*GIVEN REQUEST:* Every record here should be printed again exactly.

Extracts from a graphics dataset
.....

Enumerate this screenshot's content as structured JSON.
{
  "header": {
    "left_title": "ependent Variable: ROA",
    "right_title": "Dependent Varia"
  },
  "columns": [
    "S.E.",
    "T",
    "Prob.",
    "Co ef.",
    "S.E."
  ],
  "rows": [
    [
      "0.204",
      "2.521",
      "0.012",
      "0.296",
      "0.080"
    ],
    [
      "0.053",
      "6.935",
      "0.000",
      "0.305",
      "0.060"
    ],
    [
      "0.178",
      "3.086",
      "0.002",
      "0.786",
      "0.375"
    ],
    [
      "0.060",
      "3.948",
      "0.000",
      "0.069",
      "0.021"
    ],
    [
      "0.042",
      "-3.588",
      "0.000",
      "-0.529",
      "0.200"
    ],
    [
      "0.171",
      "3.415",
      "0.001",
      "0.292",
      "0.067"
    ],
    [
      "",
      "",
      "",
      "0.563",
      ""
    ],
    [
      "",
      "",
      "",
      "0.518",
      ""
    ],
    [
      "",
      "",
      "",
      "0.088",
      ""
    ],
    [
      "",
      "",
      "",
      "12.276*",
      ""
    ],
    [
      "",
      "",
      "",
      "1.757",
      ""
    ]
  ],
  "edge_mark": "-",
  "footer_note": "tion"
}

.....

*ANSWER TO THIS EXERCISE:*
Enumerate this screenshot's content as structured JSON.
{
  "header": {
    "left_title": "ependent Variable: ROA",
    "right_title": "Dependent Varia"
  },
  "columns": [
    "S.E.",
    "T",
    "Prob.",
    "Co ef.",
    "S.E."
  ],
  "rows": [
    [
      "0.204",
      "2.521",
      "0.012",
      "0.296",
      "0.080"
    ],
    [
      "0.053",
      "6.935",
      "0.000",
      "0.305",
      "0.060"
    ],
    [
      "0.178",
      "3.086",
      "0.002",
      "0.786",
      "0.375"
    ],
    [
      "0.060",
      "3.948",
      "0.000",
      "0.069",
      "0.021"
    ],
    [
      "0.042",
      "-3.588",
      "0.000",
      "-0.529",
      "0.200"
    ],
    [
      "0.171",
      "3.415",
      "0.001",
      "0.292",
      "0.067"
    ],
    [
      "",
      "",
      "",
      "0.563",
      ""
    ],
    [
      "",
      "",
      "",
      "0.518",
      ""
    ],
    [
      "",
      "",
      "",
      "0.088",
      ""
    ],
    [
      "",
      "",
      "",
      "12.276*",
      ""
    ],
    [
      "",
      "",
      "",
      "1.757",
      ""
    ]
  ],
  "edge_mark": "-",
  "footer_note": "tion"
}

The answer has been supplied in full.